Exercise brief: Reproduce the records below exactly as they appear.

Exercise data:
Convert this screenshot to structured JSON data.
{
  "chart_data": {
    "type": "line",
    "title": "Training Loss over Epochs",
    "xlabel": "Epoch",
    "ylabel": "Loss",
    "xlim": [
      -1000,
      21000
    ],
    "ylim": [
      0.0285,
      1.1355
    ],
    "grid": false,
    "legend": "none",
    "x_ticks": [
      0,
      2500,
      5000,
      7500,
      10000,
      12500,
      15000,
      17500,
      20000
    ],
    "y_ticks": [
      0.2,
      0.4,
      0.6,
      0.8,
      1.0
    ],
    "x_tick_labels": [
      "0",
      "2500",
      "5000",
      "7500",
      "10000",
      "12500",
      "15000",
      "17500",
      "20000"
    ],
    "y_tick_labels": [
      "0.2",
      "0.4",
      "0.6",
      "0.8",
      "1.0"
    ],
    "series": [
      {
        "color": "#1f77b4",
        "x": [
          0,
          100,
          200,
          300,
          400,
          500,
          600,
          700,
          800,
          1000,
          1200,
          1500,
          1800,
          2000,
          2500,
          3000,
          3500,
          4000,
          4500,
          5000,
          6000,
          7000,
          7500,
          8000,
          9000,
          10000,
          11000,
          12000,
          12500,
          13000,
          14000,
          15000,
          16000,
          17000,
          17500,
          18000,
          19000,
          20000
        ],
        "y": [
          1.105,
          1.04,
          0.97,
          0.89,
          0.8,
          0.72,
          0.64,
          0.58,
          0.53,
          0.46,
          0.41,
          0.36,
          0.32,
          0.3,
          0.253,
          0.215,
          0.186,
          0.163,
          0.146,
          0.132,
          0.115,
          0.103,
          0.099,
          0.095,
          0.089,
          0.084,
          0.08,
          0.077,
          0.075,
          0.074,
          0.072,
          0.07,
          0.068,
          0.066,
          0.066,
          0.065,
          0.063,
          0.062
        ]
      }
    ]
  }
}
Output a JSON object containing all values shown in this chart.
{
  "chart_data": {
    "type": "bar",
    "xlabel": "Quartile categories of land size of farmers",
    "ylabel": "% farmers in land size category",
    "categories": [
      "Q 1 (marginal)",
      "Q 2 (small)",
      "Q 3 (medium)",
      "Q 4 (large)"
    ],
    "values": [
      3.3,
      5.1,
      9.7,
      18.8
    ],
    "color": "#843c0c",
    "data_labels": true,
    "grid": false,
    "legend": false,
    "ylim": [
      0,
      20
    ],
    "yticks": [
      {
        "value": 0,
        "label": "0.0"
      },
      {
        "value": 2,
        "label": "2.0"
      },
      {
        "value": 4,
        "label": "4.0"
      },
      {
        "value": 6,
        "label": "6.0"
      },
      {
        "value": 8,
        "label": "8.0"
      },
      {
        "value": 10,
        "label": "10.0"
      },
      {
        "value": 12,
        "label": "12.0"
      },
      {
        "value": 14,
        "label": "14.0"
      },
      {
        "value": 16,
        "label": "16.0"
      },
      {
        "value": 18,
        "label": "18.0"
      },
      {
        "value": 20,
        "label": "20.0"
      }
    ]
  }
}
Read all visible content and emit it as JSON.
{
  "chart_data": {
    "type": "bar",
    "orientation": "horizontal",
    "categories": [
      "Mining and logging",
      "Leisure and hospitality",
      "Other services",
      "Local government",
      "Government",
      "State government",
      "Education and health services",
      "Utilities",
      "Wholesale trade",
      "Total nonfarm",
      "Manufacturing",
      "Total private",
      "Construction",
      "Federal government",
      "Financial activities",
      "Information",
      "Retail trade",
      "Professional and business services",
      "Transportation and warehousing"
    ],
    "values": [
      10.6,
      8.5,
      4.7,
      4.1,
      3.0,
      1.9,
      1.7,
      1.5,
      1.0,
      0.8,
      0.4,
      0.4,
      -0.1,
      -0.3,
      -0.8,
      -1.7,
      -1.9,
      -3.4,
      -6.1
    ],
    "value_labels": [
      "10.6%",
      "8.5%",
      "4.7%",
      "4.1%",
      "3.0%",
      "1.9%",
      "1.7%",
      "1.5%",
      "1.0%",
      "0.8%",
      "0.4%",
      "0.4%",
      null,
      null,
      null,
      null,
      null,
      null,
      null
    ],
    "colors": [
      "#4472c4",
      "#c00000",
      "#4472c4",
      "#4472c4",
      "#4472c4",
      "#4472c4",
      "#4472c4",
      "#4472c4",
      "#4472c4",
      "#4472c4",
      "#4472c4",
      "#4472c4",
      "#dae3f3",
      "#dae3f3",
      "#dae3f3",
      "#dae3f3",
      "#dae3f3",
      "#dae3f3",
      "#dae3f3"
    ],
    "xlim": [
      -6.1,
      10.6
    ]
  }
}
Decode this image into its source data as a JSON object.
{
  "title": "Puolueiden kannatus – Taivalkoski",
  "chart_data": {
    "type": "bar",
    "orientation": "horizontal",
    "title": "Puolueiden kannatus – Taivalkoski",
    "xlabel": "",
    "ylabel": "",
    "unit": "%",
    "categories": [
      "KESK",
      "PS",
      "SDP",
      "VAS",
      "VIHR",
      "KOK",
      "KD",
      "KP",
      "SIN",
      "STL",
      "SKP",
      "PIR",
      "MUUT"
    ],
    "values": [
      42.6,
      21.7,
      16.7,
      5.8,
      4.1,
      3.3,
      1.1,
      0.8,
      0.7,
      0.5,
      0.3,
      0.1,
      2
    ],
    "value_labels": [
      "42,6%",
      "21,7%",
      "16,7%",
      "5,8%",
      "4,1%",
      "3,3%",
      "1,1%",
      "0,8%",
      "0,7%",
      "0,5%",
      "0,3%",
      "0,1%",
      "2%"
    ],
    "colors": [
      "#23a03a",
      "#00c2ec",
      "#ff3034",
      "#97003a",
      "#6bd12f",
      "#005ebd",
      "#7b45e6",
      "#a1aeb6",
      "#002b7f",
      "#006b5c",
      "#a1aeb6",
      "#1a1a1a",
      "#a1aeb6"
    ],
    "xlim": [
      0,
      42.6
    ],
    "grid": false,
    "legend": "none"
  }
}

Correct answer:
Convert this screenshot to structured JSON data.
{
  "chart_data": {
    "type": "line",
    "title": "Training Loss over Epochs",
    "xlabel": "Epoch",
    "ylabel": "Loss",
    "xlim": [
      -1000,
      21000
    ],
    "ylim": [
      0.0285,
      1.1355
    ],
    "grid": false,
    "legend": "none",
    "x_ticks": [
      0,
      2500,
      5000,
      7500,
      10000,
      12500,
      15000,
      17500,
      20000
    ],
    "y_ticks": [
      0.2,
      0.4,
      0.6,
      0.8,
      1.0
    ],
    "x_tick_labels": [
      "0",
      "2500",
      "5000",
      "7500",
      "10000",
      "12500",
      "15000",
      "17500",
      "20000"
    ],
    "y_tick_labels": [
      "0.2",
      "0.4",
      "0.6",
      "0.8",
      "1.0"
    ],
    "series": [
      {
        "color": "#1f77b4",
        "x": [
          0,
          100,
          200,
          300,
          400,
          500,
          600,
          700,
          800,
          1000,
          1200,
          1500,
          1800,
          2000,
          2500,
          3000,
          3500,
          4000,
          4500,
          5000,
          6000,
          7000,
          7500,
          8000,
          9000,
          10000,
          11000,
          12000,
          12500,
          13000,
          14000,
          15000,
          16000,
          17000,
          17500,
          18000,
          19000,
          20000
        ],
        "y": [
          1.105,
          1.04,
          0.97,
          0.89,
          0.8,
          0.72,
          0.64,
          0.58,
          0.53,
          0.46,
          0.41,
          0.36,
          0.32,
          0.3,
          0.253,
          0.215,
          0.186,
          0.163,
          0.146,
          0.132,
          0.115,
          0.103,
          0.099,
          0.095,
          0.089,
          0.084,
          0.08,
          0.077,
          0.075,
          0.074,
          0.072,
          0.07,
          0.068,
          0.066,
          0.066,
          0.065,
          0.063,
          0.062
        ]
      }
    ]
  }
}
Output a JSON object containing all values shown in this chart.
{
  "chart_data": {
    "type": "bar",
    "xlabel": "Quartile categories of land size of farmers",
    "ylabel": "% farmers in land size category",
    "categories": [
      "Q 1 (marginal)",
      "Q 2 (small)",
      "Q 3 (medium)",
      "Q 4 (large)"
    ],
    "values": [
      3.3,
      5.1,
      9.7,
      18.8
    ],
    "color": "#843c0c",
    "data_labels": true,
    "grid": false,
    "legend": false,
    "ylim": [
      0,
      20
    ],
    "yticks": [
      {
        "value": 0,
        "label": "0.0"
      },
      {
        "value": 2,
        "label": "2.0"
      },
      {
        "value": 4,
        "label": "4.0"
      },
      {
        "value": 6,
        "label": "6.0"
      },
      {
        "value": 8,
        "label": "8.0"
      },
      {
        "value": 10,
        "label": "10.0"
      },
      {
        "value": 12,
        "label": "12.0"
      },
      {
        "value": 14,
        "label": "14.0"
      },
      {
        "value": 16,
        "label": "16.0"
      },
      {
        "value": 18,
        "label": "18.0"
      },
      {
        "value": 20,
        "label": "20.0"
      }
    ]
  }
}
Read all visible content and emit it as JSON.
{
  "chart_data": {
    "type": "bar",
    "orientation": "horizontal",
    "categories": [
      "Mining and logging",
      "Leisure and hospitality",
      "Other services",
      "Local government",
      "Government",
      "State government",
      "Education and health services",
      "Utilities",
      "Wholesale trade",
      "Total nonfarm",
      "Manufacturing",
      "Total private",
      "Construction",
      "Federal government",
      "Financial activities",
      "Information",
      "Retail trade",
      "Professional and business services",
      "Transportation and warehousing"
    ],
    "values": [
      10.6,
      8.5,
      4.7,
      4.1,
      3.0,
      1.9,
      1.7,
      1.5,
      1.0,
      0.8,
      0.4,
      0.4,
      -0.1,
      -0.3,
      -0.8,
      -1.7,
      -1.9,
      -3.4,
      -6.1
    ],
    "value_labels": [
      "10.6%",
      "8.5%",
      "4.7%",
      "4.1%",
      "3.0%",
      "1.9%",
      "1.7%",
      "1.5%",
      "1.0%",
      "0.8%",
      "0.4%",
      "0.4%",
      null,
      null,
      null,
      null,
      null,
      null,
      null
    ],
    "colors": [
      "#4472c4",
      "#c00000",
      "#4472c4",
      "#4472c4",
      "#4472c4",
      "#4472c4",
      "#4472c4",
      "#4472c4",
      "#4472c4",
      "#4472c4",
      "#4472c4",
      "#4472c4",
      "#dae3f3",
      "#dae3f3",
      "#dae3f3",
      "#dae3f3",
      "#dae3f3",
      "#dae3f3",
      "#dae3f3"
    ],
    "xlim": [
      -6.1,
      10.6
    ]
  }
}
Decode this image into its source data as a JSON object.
{
  "title": "Puolueiden kannatus – Taivalkoski",
  "chart_data": {
    "type": "bar",
    "orientation": "horizontal",
    "title": "Puolueiden kannatus – Taivalkoski",
    "xlabel": "",
    "ylabel": "",
    "unit": "%",
    "categories": [
      "KESK",
      "PS",
      "SDP",
      "VAS",
      "VIHR",
      "KOK",
      "KD",
      "KP",
      "SIN",
      "STL",
      "SKP",
      "PIR",
      "MUUT"
    ],
    "values": [
      42.6,
      21.7,
      16.7,
      5.8,
      4.1,
      3.3,
      1.1,
      0.8,
      0.7,
      0.5,
      0.3,
      0.1,
      2
    ],
    "value_labels": [
      "42,6%",
      "21,7%",
      "16,7%",
      "5,8%",
      "4,1%",
      "3,3%",
      "1,1%",
      "0,8%",
      "0,7%",
      "0,5%",
      "0,3%",
      "0,1%",
      "2%"
    ],
    "colors": [
      "#23a03a",
      "#00c2ec",
      "#ff3034",
      "#97003a",
      "#6bd12f",
      "#005ebd",
      "#7b45e6",
      "#a1aeb6",
      "#002b7f",
      "#006b5c",
      "#a1aeb6",
      "#1a1a1a",
      "#a1aeb6"
    ],
    "xlim": [
      0,
      42.6
    ],
    "grid": false,
    "legend": "none"
  }
}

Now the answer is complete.